Some records:
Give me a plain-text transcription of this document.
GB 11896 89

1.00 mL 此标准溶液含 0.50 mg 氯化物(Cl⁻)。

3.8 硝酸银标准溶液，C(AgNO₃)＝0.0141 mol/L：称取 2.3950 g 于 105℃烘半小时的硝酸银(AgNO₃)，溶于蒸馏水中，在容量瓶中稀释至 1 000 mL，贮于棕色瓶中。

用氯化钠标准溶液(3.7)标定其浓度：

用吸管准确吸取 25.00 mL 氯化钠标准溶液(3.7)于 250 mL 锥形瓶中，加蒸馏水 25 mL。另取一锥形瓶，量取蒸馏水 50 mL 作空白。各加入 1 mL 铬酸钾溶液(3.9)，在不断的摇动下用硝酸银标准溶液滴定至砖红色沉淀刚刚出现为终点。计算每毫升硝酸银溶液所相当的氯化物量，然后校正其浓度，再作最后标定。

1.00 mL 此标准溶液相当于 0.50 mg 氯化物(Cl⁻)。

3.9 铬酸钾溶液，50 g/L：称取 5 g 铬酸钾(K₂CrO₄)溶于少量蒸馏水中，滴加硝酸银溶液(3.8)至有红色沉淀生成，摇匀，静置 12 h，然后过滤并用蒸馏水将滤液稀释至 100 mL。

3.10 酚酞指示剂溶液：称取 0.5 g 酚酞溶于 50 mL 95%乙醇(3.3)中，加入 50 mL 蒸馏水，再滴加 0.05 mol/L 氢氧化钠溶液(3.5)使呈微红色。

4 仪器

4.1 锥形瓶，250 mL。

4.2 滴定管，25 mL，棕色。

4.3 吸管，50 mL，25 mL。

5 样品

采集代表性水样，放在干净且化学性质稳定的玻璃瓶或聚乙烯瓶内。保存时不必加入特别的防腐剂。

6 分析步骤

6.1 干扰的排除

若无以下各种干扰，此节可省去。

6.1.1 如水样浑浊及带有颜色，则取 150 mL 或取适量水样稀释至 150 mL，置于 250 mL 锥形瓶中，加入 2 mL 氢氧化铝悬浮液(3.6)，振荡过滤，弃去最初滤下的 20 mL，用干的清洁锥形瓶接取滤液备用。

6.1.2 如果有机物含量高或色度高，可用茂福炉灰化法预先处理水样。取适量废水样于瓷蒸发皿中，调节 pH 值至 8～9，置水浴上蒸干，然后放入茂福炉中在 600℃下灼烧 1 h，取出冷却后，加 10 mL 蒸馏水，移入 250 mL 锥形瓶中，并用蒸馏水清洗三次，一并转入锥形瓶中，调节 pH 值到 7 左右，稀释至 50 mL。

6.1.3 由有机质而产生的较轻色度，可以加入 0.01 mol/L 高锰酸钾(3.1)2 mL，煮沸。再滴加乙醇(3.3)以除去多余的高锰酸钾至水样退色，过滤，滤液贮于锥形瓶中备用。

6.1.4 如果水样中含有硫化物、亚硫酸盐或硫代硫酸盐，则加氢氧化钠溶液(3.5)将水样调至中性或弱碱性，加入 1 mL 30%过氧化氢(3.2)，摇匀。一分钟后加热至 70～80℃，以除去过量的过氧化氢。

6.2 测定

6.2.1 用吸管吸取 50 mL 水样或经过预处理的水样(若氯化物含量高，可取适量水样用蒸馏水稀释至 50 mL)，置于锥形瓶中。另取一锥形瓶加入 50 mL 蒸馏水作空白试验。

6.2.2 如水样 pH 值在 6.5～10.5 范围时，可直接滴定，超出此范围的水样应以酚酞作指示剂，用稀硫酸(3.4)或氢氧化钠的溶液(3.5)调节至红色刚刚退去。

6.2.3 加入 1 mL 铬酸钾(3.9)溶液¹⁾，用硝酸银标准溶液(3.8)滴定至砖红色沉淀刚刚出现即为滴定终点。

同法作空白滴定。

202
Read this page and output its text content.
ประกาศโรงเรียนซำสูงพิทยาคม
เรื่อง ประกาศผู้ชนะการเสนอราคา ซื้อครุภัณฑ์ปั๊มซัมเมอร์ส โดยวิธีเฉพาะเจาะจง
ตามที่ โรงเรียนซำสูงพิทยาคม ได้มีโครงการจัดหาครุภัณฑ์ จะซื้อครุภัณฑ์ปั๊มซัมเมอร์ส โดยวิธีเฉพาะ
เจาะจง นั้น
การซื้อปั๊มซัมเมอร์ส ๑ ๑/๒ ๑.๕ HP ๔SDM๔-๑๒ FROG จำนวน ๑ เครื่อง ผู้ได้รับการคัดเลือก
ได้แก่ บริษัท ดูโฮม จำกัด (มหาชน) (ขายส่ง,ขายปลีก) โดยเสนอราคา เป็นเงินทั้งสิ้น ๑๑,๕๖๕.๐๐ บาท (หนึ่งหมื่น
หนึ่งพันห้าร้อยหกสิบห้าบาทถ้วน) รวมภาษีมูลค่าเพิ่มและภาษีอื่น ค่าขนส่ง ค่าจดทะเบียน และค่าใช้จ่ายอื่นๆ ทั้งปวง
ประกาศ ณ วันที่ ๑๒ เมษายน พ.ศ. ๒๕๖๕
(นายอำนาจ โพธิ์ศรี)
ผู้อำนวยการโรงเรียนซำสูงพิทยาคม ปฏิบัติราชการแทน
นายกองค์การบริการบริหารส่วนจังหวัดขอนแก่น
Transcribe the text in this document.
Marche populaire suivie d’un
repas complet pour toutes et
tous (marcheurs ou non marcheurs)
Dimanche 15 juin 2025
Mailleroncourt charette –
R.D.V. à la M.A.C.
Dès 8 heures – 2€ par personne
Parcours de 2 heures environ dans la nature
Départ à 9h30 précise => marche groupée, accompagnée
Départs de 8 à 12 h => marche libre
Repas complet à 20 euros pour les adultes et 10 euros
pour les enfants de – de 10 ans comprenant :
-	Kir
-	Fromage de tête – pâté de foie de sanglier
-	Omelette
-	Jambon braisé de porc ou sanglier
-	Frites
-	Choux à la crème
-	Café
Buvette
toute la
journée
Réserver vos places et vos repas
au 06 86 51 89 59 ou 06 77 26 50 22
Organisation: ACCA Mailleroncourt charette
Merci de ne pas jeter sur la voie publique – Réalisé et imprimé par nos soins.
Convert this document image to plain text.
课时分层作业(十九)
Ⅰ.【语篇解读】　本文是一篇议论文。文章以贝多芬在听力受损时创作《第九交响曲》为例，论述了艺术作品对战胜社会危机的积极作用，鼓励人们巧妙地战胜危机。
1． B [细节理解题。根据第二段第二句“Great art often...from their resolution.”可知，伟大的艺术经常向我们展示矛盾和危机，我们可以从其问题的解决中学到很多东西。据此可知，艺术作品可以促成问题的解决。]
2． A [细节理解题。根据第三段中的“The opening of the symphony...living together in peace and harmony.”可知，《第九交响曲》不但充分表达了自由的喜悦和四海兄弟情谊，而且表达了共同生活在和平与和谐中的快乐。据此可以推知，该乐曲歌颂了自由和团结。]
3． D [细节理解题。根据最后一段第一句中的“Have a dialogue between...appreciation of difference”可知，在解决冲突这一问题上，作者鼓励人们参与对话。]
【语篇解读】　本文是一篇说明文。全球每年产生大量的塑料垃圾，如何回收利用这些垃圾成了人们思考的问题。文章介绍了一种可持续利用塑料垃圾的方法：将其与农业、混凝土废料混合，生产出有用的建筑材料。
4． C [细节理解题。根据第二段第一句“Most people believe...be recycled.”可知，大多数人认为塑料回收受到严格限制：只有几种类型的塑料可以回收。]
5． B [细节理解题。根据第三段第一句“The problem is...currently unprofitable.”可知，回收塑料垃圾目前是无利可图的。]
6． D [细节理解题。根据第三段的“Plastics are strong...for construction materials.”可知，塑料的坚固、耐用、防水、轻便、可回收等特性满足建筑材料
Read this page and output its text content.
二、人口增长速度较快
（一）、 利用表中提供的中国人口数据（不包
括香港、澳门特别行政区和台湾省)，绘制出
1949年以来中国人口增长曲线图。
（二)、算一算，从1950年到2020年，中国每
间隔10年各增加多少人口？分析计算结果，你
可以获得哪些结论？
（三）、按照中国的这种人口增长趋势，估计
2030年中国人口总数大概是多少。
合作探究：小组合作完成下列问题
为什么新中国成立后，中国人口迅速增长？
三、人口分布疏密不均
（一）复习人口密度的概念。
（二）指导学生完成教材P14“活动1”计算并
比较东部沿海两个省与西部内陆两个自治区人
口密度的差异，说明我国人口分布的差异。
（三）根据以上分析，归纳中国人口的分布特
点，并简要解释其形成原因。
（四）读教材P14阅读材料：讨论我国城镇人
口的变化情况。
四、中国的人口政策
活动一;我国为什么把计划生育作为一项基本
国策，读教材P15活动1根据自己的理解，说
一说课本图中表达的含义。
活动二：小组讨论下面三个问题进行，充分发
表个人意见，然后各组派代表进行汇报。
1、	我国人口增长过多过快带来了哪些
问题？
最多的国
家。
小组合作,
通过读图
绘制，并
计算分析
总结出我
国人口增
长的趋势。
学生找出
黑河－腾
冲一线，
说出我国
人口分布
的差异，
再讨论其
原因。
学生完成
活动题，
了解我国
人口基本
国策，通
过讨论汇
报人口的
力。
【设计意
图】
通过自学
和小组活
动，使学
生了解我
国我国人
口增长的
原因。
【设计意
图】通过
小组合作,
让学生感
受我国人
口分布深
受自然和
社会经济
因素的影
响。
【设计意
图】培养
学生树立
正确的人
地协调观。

Exercise details = Find every line in the records that has the string "ยนซำส", then state how many there are and nothing else.

Result of this exercise = 3